=== Stated exercise ===
Write the records out again, keeping each line exactly as it is.
***
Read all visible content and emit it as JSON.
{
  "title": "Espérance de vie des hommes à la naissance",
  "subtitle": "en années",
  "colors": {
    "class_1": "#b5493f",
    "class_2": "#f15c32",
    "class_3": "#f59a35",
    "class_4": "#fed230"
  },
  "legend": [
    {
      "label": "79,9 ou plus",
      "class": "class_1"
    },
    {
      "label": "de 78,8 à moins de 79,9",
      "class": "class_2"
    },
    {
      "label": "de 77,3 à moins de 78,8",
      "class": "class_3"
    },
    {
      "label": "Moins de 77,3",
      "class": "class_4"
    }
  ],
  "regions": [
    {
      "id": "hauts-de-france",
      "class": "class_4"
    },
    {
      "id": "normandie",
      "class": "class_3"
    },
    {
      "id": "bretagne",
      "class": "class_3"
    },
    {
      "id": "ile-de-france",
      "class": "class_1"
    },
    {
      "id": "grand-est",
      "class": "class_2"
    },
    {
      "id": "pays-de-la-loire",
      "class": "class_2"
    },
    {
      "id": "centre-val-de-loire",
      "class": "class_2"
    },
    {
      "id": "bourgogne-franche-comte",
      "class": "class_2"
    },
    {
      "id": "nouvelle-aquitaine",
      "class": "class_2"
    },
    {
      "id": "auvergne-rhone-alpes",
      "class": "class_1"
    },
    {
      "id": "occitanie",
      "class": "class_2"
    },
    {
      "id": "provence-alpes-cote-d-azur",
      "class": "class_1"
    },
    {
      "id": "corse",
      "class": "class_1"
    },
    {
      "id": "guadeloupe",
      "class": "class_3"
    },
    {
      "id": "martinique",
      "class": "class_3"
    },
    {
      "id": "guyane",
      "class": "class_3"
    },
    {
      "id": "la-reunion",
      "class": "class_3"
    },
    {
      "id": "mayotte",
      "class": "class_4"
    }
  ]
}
***
=== Task answer ===
Read all visible content and emit it as JSON.
{
  "title": "Espérance de vie des hommes à la naissance",
  "subtitle": "en années",
  "colors": {
    "class_1": "#b5493f",
    "class_2": "#f15c32",
    "class_3": "#f59a35",
    "class_4": "#fed230"
  },
  "legend": [
    {
      "label": "79,9 ou plus",
      "class": "class_1"
    },
    {
      "label": "de 78,8 à moins de 79,9",
      "class": "class_2"
    },
    {
      "label": "de 77,3 à moins de 78,8",
      "class": "class_3"
    },
    {
      "label": "Moins de 77,3",
      "class": "class_4"
    }
  ],
  "regions": [
    {
      "id": "hauts-de-france",
      "class": "class_4"
    },
    {
      "id": "normandie",
      "class": "class_3"
    },
    {
      "id": "bretagne",
      "class": "class_3"
    },
    {
      "id": "ile-de-france",
      "class": "class_1"
    },
    {
      "id": "grand-est",
      "class": "class_2"
    },
    {
      "id": "pays-de-la-loire",
      "class": "class_2"
    },
    {
      "id": "centre-val-de-loire",
      "class": "class_2"
    },
    {
      "id": "bourgogne-franche-comte",
      "class": "class_2"
    },
    {
      "id": "nouvelle-aquitaine",
      "class": "class_2"
    },
    {
      "id": "auvergne-rhone-alpes",
      "class": "class_1"
    },
    {
      "id": "occitanie",
      "class": "class_2"
    },
    {
      "id": "provence-alpes-cote-d-azur",
      "class": "class_1"
    },
    {
      "id": "corse",
      "class": "class_1"
    },
    {
      "id": "guadeloupe",
      "class": "class_3"
    },
    {
      "id": "martinique",
      "class": "class_3"
    },
    {
      "id": "guyane",
      "class": "class_3"
    },
    {
      "id": "la-reunion",
      "class": "class_3"
    },
    {
      "id": "mayotte",
      "class": "class_4"
    }
  ]
}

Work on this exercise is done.